■ Stored records ■

※

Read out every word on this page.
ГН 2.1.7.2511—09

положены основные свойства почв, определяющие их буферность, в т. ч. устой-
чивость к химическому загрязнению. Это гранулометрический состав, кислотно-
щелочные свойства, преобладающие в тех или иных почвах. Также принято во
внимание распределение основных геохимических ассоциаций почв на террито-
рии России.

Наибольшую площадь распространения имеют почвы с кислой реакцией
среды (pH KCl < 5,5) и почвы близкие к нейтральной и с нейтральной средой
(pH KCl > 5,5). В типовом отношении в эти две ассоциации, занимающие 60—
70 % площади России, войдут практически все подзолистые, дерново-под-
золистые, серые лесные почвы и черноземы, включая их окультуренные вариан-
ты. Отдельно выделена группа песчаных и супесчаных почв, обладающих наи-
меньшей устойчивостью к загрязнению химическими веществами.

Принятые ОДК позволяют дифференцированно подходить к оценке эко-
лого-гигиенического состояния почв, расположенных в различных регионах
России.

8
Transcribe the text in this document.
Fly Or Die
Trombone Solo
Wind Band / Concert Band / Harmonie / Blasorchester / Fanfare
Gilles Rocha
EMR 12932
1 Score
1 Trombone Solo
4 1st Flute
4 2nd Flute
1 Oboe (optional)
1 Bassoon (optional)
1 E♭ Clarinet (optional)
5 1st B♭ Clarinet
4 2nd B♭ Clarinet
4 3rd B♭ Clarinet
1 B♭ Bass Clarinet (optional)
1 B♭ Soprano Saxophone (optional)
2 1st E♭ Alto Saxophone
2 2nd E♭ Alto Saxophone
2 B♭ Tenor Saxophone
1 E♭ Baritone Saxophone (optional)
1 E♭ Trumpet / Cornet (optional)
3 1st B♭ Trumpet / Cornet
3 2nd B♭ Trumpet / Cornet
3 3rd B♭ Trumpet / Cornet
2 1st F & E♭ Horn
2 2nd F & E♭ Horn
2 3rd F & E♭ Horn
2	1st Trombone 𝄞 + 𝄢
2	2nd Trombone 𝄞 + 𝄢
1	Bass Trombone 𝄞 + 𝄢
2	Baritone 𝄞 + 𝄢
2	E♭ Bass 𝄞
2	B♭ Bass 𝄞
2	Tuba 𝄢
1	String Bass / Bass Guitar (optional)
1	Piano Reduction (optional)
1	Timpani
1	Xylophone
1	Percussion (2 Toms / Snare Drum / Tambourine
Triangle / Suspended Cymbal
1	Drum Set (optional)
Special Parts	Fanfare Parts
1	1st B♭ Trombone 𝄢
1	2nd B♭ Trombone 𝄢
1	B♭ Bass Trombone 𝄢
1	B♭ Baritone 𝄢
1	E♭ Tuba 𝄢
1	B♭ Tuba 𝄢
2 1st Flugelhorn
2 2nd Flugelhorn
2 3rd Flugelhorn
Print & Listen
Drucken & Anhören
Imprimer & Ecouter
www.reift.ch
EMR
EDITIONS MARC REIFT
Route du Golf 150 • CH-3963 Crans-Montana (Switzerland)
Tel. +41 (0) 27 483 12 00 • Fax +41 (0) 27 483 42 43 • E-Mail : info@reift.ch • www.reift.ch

※

Work out how many lines of the data hold the string "Clarinet". Reply with that number alone.

■ SOLUTION BELOW ■
5